═══ Available records
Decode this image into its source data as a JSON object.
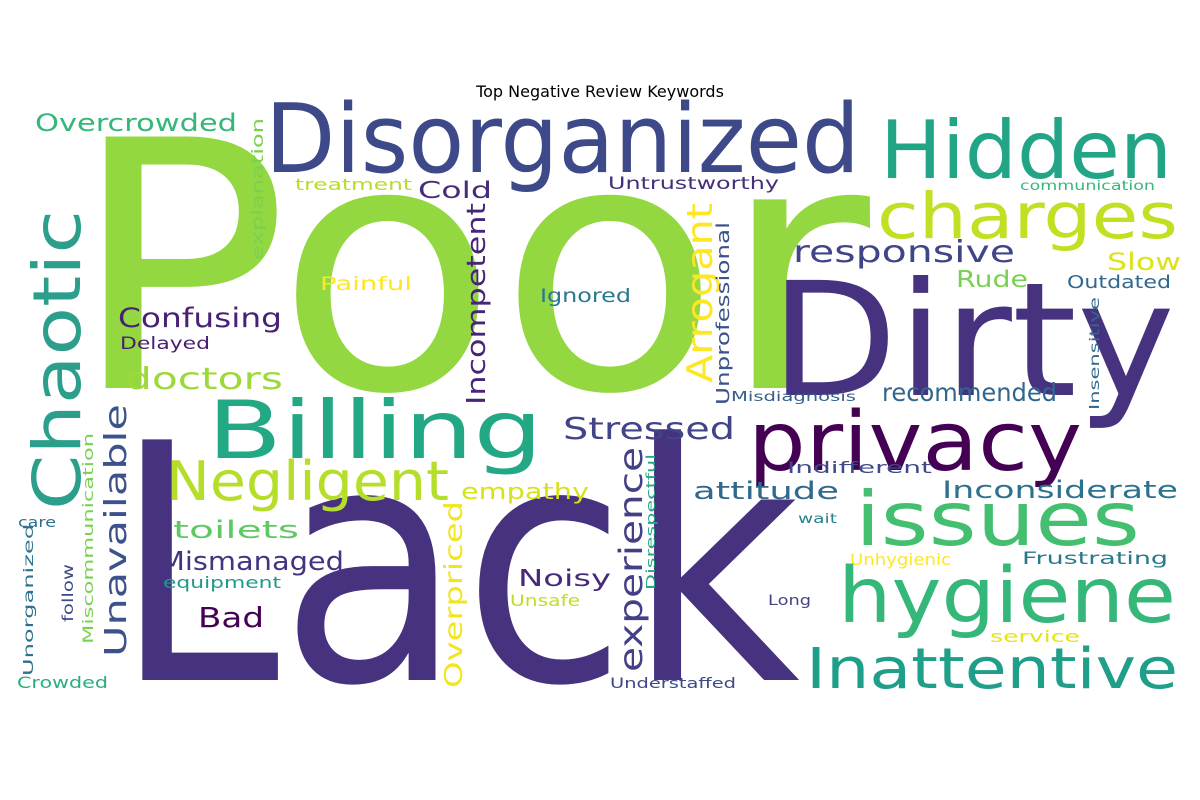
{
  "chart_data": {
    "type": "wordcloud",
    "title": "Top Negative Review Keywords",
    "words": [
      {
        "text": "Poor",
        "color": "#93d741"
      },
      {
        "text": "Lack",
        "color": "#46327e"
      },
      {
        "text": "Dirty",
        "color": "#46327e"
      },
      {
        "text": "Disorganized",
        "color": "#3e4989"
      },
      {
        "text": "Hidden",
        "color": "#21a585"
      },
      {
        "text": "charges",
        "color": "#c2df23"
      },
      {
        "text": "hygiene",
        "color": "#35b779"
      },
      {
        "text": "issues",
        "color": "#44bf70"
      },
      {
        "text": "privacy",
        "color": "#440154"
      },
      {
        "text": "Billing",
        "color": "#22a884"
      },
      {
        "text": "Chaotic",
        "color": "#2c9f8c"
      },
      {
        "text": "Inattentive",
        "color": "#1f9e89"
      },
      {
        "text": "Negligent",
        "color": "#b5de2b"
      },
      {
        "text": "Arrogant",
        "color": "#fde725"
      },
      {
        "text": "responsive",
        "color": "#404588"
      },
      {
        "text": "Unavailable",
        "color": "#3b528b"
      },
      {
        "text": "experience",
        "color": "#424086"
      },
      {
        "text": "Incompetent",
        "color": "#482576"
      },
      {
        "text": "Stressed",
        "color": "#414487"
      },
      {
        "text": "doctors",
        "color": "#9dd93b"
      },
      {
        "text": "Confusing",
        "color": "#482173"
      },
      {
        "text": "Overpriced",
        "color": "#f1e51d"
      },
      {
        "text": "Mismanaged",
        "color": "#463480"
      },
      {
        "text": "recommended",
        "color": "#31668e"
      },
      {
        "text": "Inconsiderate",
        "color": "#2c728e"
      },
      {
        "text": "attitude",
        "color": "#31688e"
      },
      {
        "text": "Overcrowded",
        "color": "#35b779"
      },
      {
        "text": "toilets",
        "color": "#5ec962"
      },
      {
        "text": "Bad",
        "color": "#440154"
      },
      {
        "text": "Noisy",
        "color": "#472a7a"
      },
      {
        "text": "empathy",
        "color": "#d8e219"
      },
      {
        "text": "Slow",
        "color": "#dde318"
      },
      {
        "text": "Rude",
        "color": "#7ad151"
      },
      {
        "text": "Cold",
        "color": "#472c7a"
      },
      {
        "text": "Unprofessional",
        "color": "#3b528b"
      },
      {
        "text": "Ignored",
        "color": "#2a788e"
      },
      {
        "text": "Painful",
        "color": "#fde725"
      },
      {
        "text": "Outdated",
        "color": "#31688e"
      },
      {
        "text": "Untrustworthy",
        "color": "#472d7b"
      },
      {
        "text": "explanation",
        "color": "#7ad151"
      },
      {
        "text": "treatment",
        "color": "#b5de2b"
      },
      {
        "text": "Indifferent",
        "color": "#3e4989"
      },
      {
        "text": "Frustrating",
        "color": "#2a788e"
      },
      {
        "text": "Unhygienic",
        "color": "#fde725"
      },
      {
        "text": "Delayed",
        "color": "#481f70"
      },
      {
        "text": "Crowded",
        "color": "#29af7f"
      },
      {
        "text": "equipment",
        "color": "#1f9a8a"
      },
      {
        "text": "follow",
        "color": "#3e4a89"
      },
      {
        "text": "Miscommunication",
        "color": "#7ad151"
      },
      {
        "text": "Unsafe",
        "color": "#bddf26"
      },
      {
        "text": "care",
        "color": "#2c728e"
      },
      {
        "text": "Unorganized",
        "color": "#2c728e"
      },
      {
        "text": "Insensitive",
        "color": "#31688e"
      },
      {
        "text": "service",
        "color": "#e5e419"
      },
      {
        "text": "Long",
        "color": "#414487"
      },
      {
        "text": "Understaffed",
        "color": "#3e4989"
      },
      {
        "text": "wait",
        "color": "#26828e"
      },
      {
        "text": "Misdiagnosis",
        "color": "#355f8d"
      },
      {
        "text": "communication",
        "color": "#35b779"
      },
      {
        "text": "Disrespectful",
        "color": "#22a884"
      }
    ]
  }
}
══════
=== Problem description ===
Excluding the pictures, reproduce every entry exactly as given.

=== Result of this exercise ===
Decode this image into its source data as a JSON object.
{
  "chart_data": {
    "type": "wordcloud",
    "title": "Top Negative Review Keywords",
    "words": [
      {
        "text": "Poor",
        "color": "#93d741"
      },
      {
        "text": "Lack",
        "color": "#46327e"
      },
      {
        "text": "Dirty",
        "color": "#46327e"
      },
      {
        "text": "Disorganized",
        "color": "#3e4989"
      },
      {
        "text": "Hidden",
        "color": "#21a585"
      },
      {
        "text": "charges",
        "color": "#c2df23"
      },
      {
        "text": "hygiene",
        "color": "#35b779"
      },
      {
        "text": "issues",
        "color": "#44bf70"
      },
      {
        "text": "privacy",
        "color": "#440154"
      },
      {
        "text": "Billing",
        "color": "#22a884"
      },
      {
        "text": "Chaotic",
        "color": "#2c9f8c"
      },
      {
        "text": "Inattentive",
        "color": "#1f9e89"
      },
      {
        "text": "Negligent",
        "color": "#b5de2b"
      },
      {
        "text": "Arrogant",
        "color": "#fde725"
      },
      {
        "text": "responsive",
        "color": "#404588"
      },
      {
        "text": "Unavailable",
        "color": "#3b528b"
      },
      {
        "text": "experience",
        "color": "#424086"
      },
      {
        "text": "Incompetent",
        "color": "#482576"
      },
      {
        "text": "Stressed",
        "color": "#414487"
      },
      {
        "text": "doctors",
        "color": "#9dd93b"
      },
      {
        "text": "Confusing",
        "color": "#482173"
      },
      {
        "text": "Overpriced",
        "color": "#f1e51d"
      },
      {
        "text": "Mismanaged",
        "color": "#463480"
      },
      {
        "text": "recommended",
        "color": "#31668e"
      },
      {
        "text": "Inconsiderate",
        "color": "#2c728e"
      },
      {
        "text": "attitude",
        "color": "#31688e"
      },
      {
        "text": "Overcrowded",
        "color": "#35b779"
      },
      {
        "text": "toilets",
        "color": "#5ec962"
      },
      {
        "text": "Bad",
        "color": "#440154"
      },
      {
        "text": "Noisy",
        "color": "#472a7a"
      },
      {
        "text": "empathy",
        "color": "#d8e219"
      },
      {
        "text": "Slow",
        "color": "#dde318"
      },
      {
        "text": "Rude",
        "color": "#7ad151"
      },
      {
        "text": "Cold",
        "color": "#472c7a"
      },
      {
        "text": "Unprofessional",
        "color": "#3b528b"
      },
      {
        "text": "Ignored",
        "color": "#2a788e"
      },
      {
        "text": "Painful",
        "color": "#fde725"
      },
      {
        "text": "Outdated",
        "color": "#31688e"
      },
      {
        "text": "Untrustworthy",
        "color": "#472d7b"
      },
      {
        "text": "explanation",
        "color": "#7ad151"
      },
      {
        "text": "treatment",
        "color": "#b5de2b"
      },
      {
        "text": "Indifferent",
        "color": "#3e4989"
      },
      {
        "text": "Frustrating",
        "color": "#2a788e"
      },
      {
        "text": "Unhygienic",
        "color": "#fde725"
      },
      {
        "text": "Delayed",
        "color": "#481f70"
      },
      {
        "text": "Crowded",
        "color": "#29af7f"
      },
      {
        "text": "equipment",
        "color": "#1f9a8a"
      },
      {
        "text": "follow",
        "color": "#3e4a89"
      },
      {
        "text": "Miscommunication",
        "color": "#7ad151"
      },
      {
        "text": "Unsafe",
        "color": "#bddf26"
      },
      {
        "text": "care",
        "color": "#2c728e"
      },
      {
        "text": "Unorganized",
        "color": "#2c728e"
      },
      {
        "text": "Insensitive",
        "color": "#31688e"
      },
      {
        "text": "service",
        "color": "#e5e419"
      },
      {
        "text": "Long",
        "color": "#414487"
      },
      {
        "text": "Understaffed",
        "color": "#3e4989"
      },
      {
        "text": "wait",
        "color": "#26828e"
      },
      {
        "text": "Misdiagnosis",
        "color": "#355f8d"
      },
      {
        "text": "communication",
        "color": "#35b779"
      },
      {
        "text": "Disrespectful",
        "color": "#22a884"
      }
    ]
  }
}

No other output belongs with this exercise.